**GIVEN TASK**
Search the records for "icon". Copy every line where it appears.

==== AVAILABLE DATA

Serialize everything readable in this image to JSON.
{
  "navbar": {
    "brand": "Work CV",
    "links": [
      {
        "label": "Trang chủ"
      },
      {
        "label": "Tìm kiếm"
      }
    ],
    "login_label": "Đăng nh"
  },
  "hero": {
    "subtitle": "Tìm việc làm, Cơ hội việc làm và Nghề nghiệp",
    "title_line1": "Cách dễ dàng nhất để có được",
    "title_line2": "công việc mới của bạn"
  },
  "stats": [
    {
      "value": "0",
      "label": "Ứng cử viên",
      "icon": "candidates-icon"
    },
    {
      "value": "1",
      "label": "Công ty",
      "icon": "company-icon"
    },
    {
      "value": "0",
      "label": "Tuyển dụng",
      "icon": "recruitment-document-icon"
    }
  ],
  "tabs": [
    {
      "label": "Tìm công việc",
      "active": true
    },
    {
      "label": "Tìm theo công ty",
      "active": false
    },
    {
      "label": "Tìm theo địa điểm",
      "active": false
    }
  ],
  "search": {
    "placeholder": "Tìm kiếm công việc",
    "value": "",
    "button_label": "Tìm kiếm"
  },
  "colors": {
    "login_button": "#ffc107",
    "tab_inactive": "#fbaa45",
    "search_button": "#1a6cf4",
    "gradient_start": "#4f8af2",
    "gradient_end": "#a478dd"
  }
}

========

**FULL ANSWER**
      "icon": "candidates-icon"
      "icon": "company-icon"
      "icon": "recruitment-document-icon"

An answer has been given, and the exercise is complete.